* BEGIN *
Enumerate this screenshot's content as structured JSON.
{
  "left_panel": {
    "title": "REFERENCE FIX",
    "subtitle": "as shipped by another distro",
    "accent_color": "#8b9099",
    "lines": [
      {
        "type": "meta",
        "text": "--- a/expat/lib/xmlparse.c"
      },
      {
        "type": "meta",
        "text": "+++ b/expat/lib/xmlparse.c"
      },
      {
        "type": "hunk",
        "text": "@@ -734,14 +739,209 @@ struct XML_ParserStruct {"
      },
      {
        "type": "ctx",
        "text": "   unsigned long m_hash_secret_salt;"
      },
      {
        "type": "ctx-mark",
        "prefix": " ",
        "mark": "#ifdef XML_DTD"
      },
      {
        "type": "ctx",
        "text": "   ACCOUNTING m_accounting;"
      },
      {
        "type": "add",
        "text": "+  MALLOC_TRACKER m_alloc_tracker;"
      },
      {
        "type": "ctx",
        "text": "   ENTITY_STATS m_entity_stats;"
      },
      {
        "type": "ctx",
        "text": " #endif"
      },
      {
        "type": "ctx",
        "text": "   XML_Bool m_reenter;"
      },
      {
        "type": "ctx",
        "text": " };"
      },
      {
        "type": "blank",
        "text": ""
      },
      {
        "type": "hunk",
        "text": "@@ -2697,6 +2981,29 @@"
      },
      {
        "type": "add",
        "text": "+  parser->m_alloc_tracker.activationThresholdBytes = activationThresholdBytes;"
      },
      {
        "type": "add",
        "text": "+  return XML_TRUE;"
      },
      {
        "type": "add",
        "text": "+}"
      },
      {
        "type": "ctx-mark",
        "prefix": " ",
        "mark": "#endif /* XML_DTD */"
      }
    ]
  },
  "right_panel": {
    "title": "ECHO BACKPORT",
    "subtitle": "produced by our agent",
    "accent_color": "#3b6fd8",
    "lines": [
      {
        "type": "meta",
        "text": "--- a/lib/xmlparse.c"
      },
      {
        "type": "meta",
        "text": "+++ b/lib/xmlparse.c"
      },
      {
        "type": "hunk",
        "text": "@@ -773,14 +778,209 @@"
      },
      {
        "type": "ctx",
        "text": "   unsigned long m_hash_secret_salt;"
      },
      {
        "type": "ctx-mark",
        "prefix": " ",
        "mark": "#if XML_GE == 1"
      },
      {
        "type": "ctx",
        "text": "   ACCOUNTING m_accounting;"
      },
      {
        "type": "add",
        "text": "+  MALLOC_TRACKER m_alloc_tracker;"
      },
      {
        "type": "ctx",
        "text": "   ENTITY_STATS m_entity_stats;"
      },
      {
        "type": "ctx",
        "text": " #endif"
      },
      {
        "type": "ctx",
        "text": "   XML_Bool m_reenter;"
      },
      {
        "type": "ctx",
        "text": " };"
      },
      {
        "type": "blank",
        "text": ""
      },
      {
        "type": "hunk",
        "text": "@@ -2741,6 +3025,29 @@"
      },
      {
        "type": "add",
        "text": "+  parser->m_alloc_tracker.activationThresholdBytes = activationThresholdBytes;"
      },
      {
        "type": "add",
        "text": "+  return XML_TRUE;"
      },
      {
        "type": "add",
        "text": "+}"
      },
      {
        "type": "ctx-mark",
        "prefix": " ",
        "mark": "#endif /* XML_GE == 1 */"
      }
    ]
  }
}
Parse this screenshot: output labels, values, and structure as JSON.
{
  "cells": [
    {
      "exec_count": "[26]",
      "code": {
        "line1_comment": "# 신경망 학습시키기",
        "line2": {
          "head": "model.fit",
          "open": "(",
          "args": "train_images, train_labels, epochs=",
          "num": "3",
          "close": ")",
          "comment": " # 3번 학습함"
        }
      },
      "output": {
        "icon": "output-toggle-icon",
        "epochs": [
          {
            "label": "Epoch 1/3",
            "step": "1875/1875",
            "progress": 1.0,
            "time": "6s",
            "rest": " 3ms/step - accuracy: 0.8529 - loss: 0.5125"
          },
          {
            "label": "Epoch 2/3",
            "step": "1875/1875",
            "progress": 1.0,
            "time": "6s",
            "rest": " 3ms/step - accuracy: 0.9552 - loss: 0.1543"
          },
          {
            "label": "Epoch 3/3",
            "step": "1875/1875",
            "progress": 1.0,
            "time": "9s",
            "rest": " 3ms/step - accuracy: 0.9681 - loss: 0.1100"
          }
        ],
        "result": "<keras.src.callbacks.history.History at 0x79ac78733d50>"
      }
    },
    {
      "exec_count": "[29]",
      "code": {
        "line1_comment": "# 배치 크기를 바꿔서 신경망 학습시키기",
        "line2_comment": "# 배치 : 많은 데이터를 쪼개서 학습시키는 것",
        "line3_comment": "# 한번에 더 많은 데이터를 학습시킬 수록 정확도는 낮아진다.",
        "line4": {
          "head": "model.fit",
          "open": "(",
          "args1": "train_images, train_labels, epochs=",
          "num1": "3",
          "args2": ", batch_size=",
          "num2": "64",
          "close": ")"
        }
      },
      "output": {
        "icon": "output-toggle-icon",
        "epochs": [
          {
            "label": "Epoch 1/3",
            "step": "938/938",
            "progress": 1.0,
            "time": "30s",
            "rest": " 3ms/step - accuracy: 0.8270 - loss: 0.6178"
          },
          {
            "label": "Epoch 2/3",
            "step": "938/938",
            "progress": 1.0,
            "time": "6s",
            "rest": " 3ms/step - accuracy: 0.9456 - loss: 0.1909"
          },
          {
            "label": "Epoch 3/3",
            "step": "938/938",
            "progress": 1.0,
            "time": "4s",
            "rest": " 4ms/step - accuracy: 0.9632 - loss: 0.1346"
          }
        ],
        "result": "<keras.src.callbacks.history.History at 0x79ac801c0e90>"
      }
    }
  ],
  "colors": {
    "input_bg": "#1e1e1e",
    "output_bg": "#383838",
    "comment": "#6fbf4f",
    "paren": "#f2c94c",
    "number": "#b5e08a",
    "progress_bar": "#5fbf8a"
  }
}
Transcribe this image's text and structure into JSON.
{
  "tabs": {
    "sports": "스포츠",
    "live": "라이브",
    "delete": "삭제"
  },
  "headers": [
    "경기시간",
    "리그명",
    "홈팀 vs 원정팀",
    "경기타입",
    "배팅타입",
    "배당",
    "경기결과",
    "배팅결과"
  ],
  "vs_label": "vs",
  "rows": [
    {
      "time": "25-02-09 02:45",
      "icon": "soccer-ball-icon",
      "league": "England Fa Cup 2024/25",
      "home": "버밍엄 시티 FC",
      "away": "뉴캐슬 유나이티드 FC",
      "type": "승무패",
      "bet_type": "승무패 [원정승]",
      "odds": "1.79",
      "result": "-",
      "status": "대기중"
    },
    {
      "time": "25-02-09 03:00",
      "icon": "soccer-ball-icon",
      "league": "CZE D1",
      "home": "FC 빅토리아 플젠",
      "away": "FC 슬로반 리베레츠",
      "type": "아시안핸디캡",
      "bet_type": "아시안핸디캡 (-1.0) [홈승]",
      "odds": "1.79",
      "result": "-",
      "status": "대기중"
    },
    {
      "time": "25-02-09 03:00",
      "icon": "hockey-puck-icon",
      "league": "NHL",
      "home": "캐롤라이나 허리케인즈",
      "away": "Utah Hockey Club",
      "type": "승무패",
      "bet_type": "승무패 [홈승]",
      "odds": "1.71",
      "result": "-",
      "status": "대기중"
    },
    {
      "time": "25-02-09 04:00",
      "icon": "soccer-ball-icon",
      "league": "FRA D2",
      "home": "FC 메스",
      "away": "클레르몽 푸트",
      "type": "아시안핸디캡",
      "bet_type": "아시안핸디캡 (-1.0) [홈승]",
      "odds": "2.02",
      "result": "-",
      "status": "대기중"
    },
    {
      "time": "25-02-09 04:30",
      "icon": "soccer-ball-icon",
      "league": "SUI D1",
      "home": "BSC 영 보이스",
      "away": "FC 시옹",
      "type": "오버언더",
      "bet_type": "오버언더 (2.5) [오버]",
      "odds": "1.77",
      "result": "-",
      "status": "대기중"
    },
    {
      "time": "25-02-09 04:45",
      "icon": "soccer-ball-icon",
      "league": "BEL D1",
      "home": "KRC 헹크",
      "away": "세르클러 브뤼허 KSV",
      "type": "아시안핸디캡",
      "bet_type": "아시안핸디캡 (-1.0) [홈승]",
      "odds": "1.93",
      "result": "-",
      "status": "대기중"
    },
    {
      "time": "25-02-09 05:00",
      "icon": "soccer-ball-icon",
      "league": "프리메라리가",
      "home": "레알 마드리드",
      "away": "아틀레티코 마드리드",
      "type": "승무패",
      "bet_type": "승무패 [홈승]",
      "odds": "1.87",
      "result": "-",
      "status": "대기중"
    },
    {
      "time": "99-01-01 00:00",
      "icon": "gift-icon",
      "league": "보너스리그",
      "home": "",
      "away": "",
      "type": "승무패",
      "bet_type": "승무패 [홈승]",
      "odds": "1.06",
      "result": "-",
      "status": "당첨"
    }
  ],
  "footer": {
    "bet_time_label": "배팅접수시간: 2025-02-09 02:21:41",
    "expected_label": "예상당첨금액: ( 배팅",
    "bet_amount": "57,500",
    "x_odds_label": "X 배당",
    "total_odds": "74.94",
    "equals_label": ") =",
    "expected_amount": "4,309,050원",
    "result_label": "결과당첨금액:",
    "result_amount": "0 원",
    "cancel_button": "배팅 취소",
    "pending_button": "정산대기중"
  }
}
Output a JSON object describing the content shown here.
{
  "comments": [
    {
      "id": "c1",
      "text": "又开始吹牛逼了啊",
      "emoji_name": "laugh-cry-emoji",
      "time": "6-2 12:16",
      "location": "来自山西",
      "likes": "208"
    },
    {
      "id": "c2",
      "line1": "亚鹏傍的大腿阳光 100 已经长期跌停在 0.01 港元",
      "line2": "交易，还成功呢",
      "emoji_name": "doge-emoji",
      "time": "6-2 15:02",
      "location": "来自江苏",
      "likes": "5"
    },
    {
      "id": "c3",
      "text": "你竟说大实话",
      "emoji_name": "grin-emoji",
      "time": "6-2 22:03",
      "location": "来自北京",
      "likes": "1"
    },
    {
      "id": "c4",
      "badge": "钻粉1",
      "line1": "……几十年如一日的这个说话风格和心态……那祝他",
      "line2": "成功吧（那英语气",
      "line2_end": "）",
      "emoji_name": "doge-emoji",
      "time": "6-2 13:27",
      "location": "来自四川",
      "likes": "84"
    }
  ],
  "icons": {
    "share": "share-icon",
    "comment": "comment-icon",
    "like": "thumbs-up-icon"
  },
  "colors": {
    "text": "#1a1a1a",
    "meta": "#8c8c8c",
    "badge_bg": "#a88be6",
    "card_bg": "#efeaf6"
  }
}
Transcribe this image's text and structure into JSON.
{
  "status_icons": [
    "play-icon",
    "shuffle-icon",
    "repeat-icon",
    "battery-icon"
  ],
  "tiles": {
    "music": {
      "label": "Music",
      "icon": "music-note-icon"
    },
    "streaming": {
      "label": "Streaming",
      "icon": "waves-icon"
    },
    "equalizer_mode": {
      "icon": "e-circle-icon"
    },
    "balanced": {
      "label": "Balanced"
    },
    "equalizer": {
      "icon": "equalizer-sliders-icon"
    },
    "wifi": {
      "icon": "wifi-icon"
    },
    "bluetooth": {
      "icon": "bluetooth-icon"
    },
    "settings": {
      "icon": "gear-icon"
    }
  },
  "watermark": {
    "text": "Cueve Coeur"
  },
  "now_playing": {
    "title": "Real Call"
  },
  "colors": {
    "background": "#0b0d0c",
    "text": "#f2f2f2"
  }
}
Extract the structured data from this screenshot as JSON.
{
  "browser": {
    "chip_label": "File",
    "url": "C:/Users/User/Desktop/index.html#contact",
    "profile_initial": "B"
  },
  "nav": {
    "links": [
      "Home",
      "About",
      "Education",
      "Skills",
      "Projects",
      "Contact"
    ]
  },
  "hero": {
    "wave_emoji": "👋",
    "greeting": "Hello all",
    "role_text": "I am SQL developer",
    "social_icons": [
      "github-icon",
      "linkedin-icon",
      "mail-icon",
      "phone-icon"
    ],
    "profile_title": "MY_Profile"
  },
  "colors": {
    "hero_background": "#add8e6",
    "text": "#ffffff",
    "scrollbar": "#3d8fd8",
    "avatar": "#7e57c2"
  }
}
* END *
__Goal__
Tally the lines above that contain the word "league", and reply with only the number.

__Answer below__
8